Source document:
— begin —

Thursday, February 7, 2019

Short Take: Can The Harvard Cross Compromise Work?

At Minding the Campus, KC Johnson considers a proposal propounded by the Harvard Three.

Few academics have more credibility on Title IX issues than Harvard Law professors Jeannie Suk Gersen, Nancy Gertner, and Janet Halley. The Suk/Gertner/Halley comment criticized the proposed regulations on definitional questions, but strongly endorsed the need for the government to mandate a fair process for both sides.

Like KC, the Harvard Three have established their cred on the issue, rising censure for their failure to adhere to the Title IX orthodoxy. So what did they have to say about cross-examination at Title IX hearings?

The Harvard Law professors did urge the Education Department to mandate the Harvard Law School model rather than attorney-directed cross-examination. (Harvard Law ensures that both parties have lawyers, and then has the lawyers submit questions to the panel to be asked, with clear guidance that all questions will be asked in the order and format desired unless the questions are irrelevant.) If followed along the lines of Harvard Law, currently the nation’s fairest Title IX adjudication system, what the comment terms the “submitted questions” model would accomplish the department’s goal of providing the accused student with a meaningful chance to challenge the credibility of witnesses.

— end —

Record excerpts:
— begin —

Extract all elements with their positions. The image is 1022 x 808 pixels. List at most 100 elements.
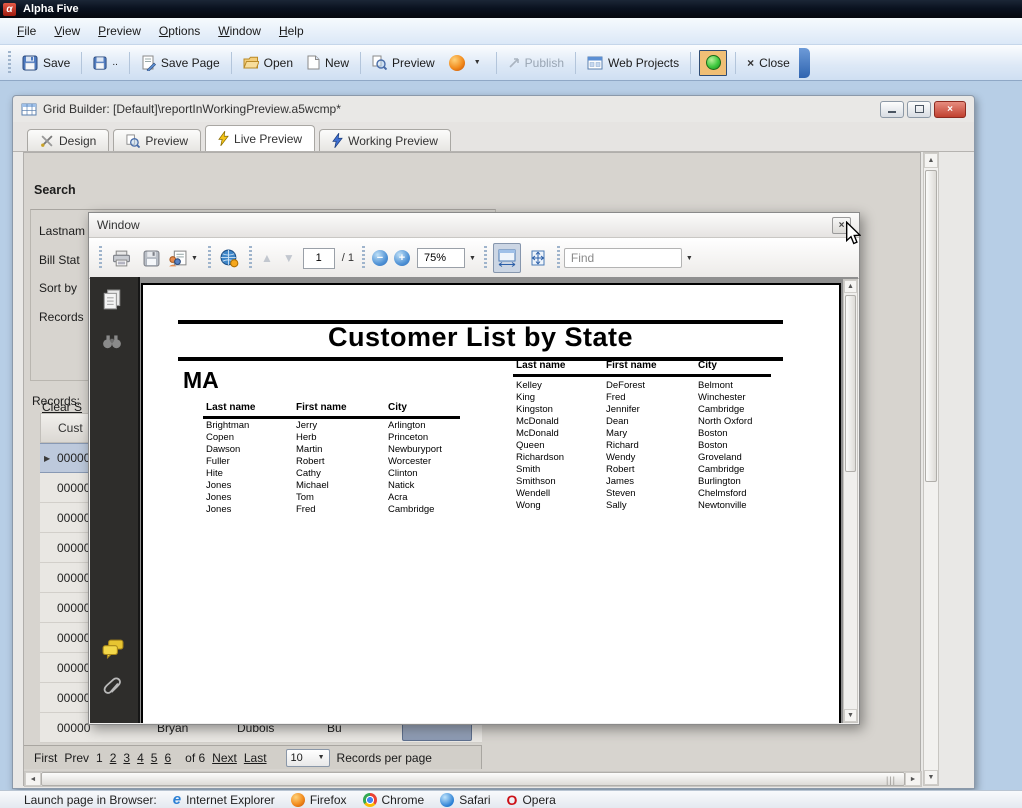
tabbar: Design Preview Live Preview Working Prev… bbox=[13, 122, 974, 152]
toolbar-separator bbox=[81, 52, 82, 74]
scrollbar-thumb[interactable] bbox=[925, 170, 937, 482]
menu-item[interactable]: Help bbox=[270, 21, 313, 41]
browser-chrome[interactable]: Chrome bbox=[363, 793, 425, 807]
scrollbar-thumb[interactable]: ||| bbox=[41, 772, 905, 786]
export-button[interactable]: ▼ bbox=[168, 244, 202, 272]
tab-live-preview[interactable]: Live Preview bbox=[205, 125, 315, 151]
thumbnails-icon[interactable] bbox=[102, 289, 122, 311]
scroll-down-button[interactable]: ▼ bbox=[844, 709, 857, 722]
tools-icon bbox=[40, 134, 54, 148]
save-as-button[interactable]: .. bbox=[86, 52, 125, 74]
find-input[interactable] bbox=[564, 248, 682, 268]
header-underline bbox=[513, 374, 771, 377]
open-button[interactable]: Open bbox=[236, 52, 300, 74]
publish-button[interactable]: Publish bbox=[501, 52, 571, 74]
tab-preview[interactable]: Preview bbox=[113, 129, 201, 151]
scrollbar-thumb[interactable] bbox=[845, 295, 856, 472]
binoculars-search-icon[interactable] bbox=[102, 333, 122, 349]
web-publish-button[interactable] bbox=[217, 244, 243, 272]
comments-icon[interactable] bbox=[102, 639, 124, 659]
grid-builder-titlebar[interactable]: Grid Builder: [Default]\reportInWorkingP… bbox=[13, 96, 974, 122]
zoom-in-button[interactable]: + bbox=[394, 250, 410, 266]
close-button[interactable]: × Close bbox=[740, 52, 797, 74]
maximize-button[interactable] bbox=[907, 101, 931, 118]
tab-design[interactable]: Design bbox=[27, 129, 109, 151]
page-size-select[interactable]: 10 ▼ bbox=[286, 749, 330, 767]
paperclip-icon[interactable] bbox=[102, 677, 124, 701]
new-button[interactable]: New bbox=[300, 51, 356, 74]
save-report-button[interactable] bbox=[138, 244, 164, 272]
cell-lastname: King bbox=[516, 392, 535, 403]
page-number-input[interactable]: 1 bbox=[303, 248, 335, 269]
chevron-down-icon[interactable]: ▼ bbox=[686, 255, 693, 262]
lightning-blue-icon bbox=[332, 133, 343, 148]
pagination-page-link[interactable]: 2 bbox=[110, 751, 117, 765]
browser-firefox[interactable]: Firefox bbox=[291, 793, 347, 807]
report-window-titlebar[interactable]: Window × bbox=[89, 213, 859, 238]
status-indicator-button[interactable] bbox=[699, 50, 727, 76]
pagination-page-link[interactable]: 5 bbox=[151, 751, 158, 765]
tab-working-preview[interactable]: Working Preview bbox=[319, 129, 451, 151]
toolbar-grip[interactable] bbox=[8, 51, 11, 75]
pagination-prev[interactable]: Prev bbox=[64, 751, 89, 765]
pagination-next[interactable]: Next bbox=[212, 751, 237, 765]
scroll-left-button[interactable]: ◄ bbox=[25, 772, 41, 786]
menu-item[interactable]: View bbox=[45, 21, 89, 41]
fit-width-button[interactable] bbox=[493, 243, 521, 273]
save-page-label: Save Page bbox=[161, 56, 220, 70]
save-page-button[interactable]: Save Page bbox=[134, 51, 227, 75]
chevron-down-icon[interactable]: ▼ bbox=[469, 255, 476, 262]
cell-lastname: Fuller bbox=[206, 456, 230, 467]
report-group-label: MA bbox=[183, 367, 219, 394]
report-page: Customer List by State MA Last name Firs… bbox=[141, 283, 841, 723]
page-up-icon[interactable]: ▲ bbox=[261, 251, 273, 265]
fit-page-button[interactable] bbox=[525, 244, 551, 272]
cell-city: Burlington bbox=[698, 476, 741, 487]
cell-lastname: McDonald bbox=[516, 416, 559, 427]
print-button[interactable] bbox=[108, 244, 134, 272]
scroll-right-button[interactable]: ► bbox=[905, 772, 921, 786]
table-row: Copen Herb Princeton bbox=[203, 432, 460, 444]
page-vertical-scrollbar[interactable]: ▲ ▼ bbox=[843, 279, 858, 723]
scroll-up-button[interactable]: ▲ bbox=[924, 153, 938, 168]
horizontal-scrollbar[interactable]: ◄ ||| ► bbox=[24, 771, 922, 787]
table-row: Smithson James Burlington bbox=[513, 476, 771, 488]
zoom-level-select[interactable]: 75% bbox=[417, 248, 465, 268]
page-down-icon[interactable]: ▼ bbox=[283, 251, 295, 265]
save-as-dots: .. bbox=[112, 57, 118, 68]
printer-icon bbox=[112, 250, 131, 267]
window-close-button[interactable]: × bbox=[934, 101, 966, 118]
browser-select-button[interactable]: ▼ bbox=[442, 51, 492, 75]
table-row: Richardson Wendy Groveland bbox=[513, 452, 771, 464]
chrome-icon bbox=[363, 793, 377, 807]
minimize-button[interactable] bbox=[880, 101, 904, 118]
pagination-first[interactable]: First bbox=[34, 751, 57, 765]
menu-item[interactable]: Options bbox=[150, 21, 209, 41]
pagination-last[interactable]: Last bbox=[244, 751, 267, 765]
web-projects-label: Web Projects bbox=[608, 56, 679, 70]
scroll-up-button[interactable]: ▲ bbox=[844, 280, 857, 293]
cell-city: Clinton bbox=[388, 468, 418, 479]
save-button[interactable]: Save bbox=[15, 51, 77, 75]
browser-internet-explorer[interactable]: e Internet Explorer bbox=[173, 791, 275, 808]
pagination-page-link[interactable]: 3 bbox=[123, 751, 130, 765]
web-projects-button[interactable]: Web Projects bbox=[580, 52, 686, 74]
pagination-page-link[interactable]: 6 bbox=[164, 751, 171, 765]
browser-opera[interactable]: O Opera bbox=[507, 792, 556, 808]
zoom-out-button[interactable]: − bbox=[372, 250, 388, 266]
column-header: First name bbox=[606, 360, 657, 371]
browser-safari[interactable]: Safari bbox=[440, 793, 490, 807]
globe-icon bbox=[220, 249, 239, 268]
pagination-page-link[interactable]: 4 bbox=[137, 751, 144, 765]
menu-item[interactable]: Preview bbox=[89, 21, 150, 41]
toolbar-separator bbox=[735, 52, 736, 74]
pagination-page-link[interactable]: 1 bbox=[96, 751, 103, 765]
vertical-scrollbar[interactable]: ▲ ▼ bbox=[923, 152, 939, 786]
menu-item[interactable]: Window bbox=[209, 21, 270, 41]
pagination-bar: First Prev 123456 of 6 Next Last 10 ▼ Re… bbox=[24, 745, 482, 769]
menu-item[interactable]: File bbox=[8, 21, 45, 41]
preview-button[interactable]: Preview bbox=[365, 51, 442, 74]
pagination-of: of 6 bbox=[185, 751, 205, 765]
scroll-down-button[interactable]: ▼ bbox=[924, 770, 938, 785]
table-row: McDonald Mary Boston bbox=[513, 428, 771, 440]
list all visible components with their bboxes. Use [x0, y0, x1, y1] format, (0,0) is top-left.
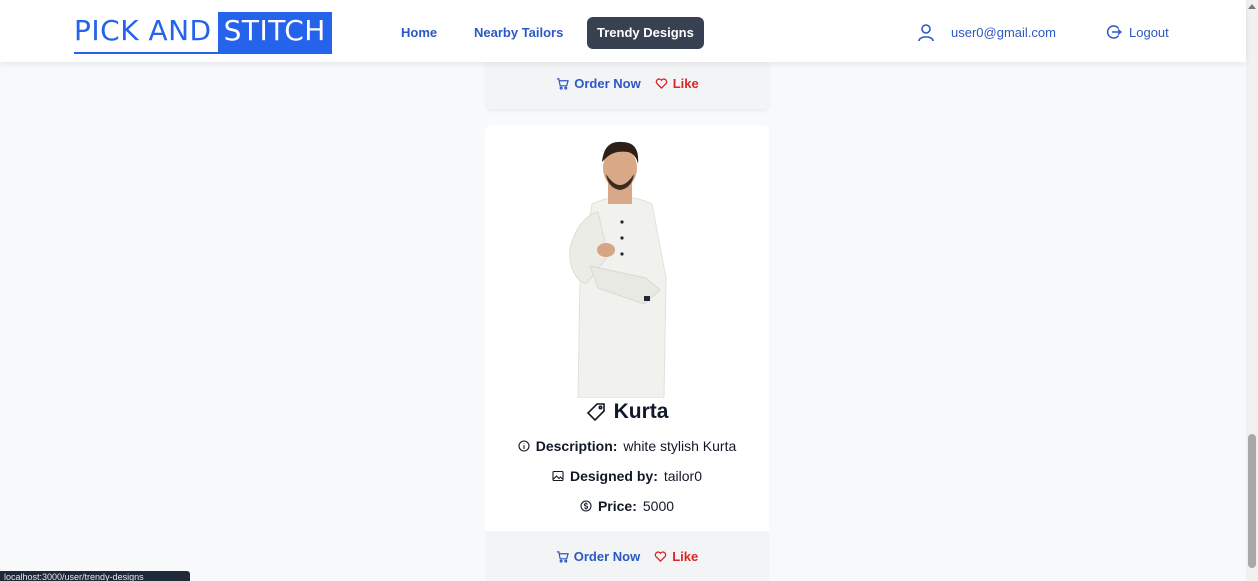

— end —

Things to do:
1 - In the post on the Harvard cross-examination compromise, which three Harvard Law professors wrote the comment on the proposed Title IX regulations?
2 - Pick up the post on the Harvard cross-examination compromise after its last sentence and carry it forward.

Answers below:
1 - Jeannie Suk Gersen, Nancy Gertner, and Janet Halley.

2 -
Colleges have complained bitterly about the prospect of lawyers turning their fun and folksy hearings into courtroom battles, something they are ill-equipped to accommodate on almost any level. Whether this alternative is meant to address the inability of universities to manage a hearing that could ultimately destroy a male student’s life or to address the concern that cross will traumatize “survivors,” or put off those accusers whose claims can’t survive scrutiny, is unclear. But if it serves good purposes, does it matter?

Well, yes. Yes it does. First, this proposal arrives in the context of Harvard Law School, which has a few benefits that won’t be found at most other venues. The faculty will, at least to some extent, understand the concepts of relevance and materiality. Heck, some of them may even teach it. The advisor to the accused may even have some experience with law, assuming they get a lawprof rather than a student, who can guide the accused to present a cogent defense.

In other words, Harvard Law School has the benefit of being a law school, even if it’s still Harvard. But what about other colleges, undergrads, schools where the “judges” can quote Balzac but not Blackstone?

But even if every tribunal enjoyed the benefit of law professors doing the lifting, would the idea of submitting questions serve the goal of confrontation? This is where some trench experience comes in handy. Cross isn’t what one sees on television shows, but what happens on the fly in the courtroom.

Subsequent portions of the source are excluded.